• Home
  • Genealogie
    • Inleidend deel
    • Eerste generaties
    • Delftse apothekers Neomagus
    • Nuenese predikant Neomagus
    • Protestantse Hollandse tak
    • De protestantse Brabantse tak
    • De katholieke Brabantse tak
    • Neomagus, geen familie
  • Nieuws
  • Weblinks
  • Contact
  • Colofon

Blog Post

08
MRT
2010

3. Gerardus Geldenhauer Neomagus

Posted By : Jos Neomagus
Comments : Off

1482-1542, hervormer en historicus

Dit is de laatste pagina van een brief van Gerardus Geldenhauer Neomagus aan keizer Karel V in 1528, ondertekend met Noviomagus Gerardus.

Het bekendste niet-familielid Neomagus is Gerardus Geldenhauer. Die naam betekent volgens Hendriks iemand die munten slaat of bewaart. De schrijfwijze Geldenhauer van Prinsen en anderen is volgens Hendriks onjuist. Ook Bejczy gebruikt de schrijfwijze Geldenhouwer Neomagus. In dit artikel wordt Geldenhauer aangehouden, de schrijfwijze die Jacob Prinsen in 1898 gebruikt in zijn proefschrift. In enkele genealogische publicaties wordt hij ten onrechte gezien als de stamvader van de Neomagi. Er is zelfs een kwartierstaat waarin hij onjuist is opgevoerd. Pater Frits Neomagus (1903-1964), die zich enige tijd in de geschiedenis van zijn familie heeft verdiept, vertelt in de familiekring dat zijn stamvader hofkapelaan is van Karel V. Dat is Gerard Geldenhauer geweest.

• Wat je doet:
#1 In welk jaar gebruikte Jacob Prinsen volgens de tekst over Gerardus Geldenhauer de schrijfwijze Geldenhauer in zijn proefschrift?
#2 Geef uit de tekst over Gerardus Geldenhauer letterlijk het stuk terug dat begint bij de woorden "Posted By : Jos" en stopt na de woorden "met Noviomagus Gerardus.".

• Gegevenssectie:
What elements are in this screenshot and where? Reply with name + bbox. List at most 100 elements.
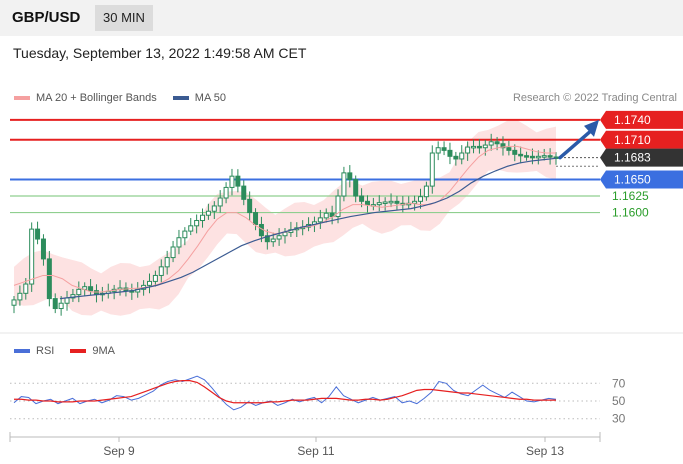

• Resultaten per opdracht:
#1 In 1898.

#2
Posted By : Jos Neomagus
Comments : Off

1482-1542, hervormer en historicus

Dit is de laatste pagina van een brief van Gerardus Geldenhauer Neomagus aan keizer Karel V in 1528, ondertekend met Noviomagus Gerardus.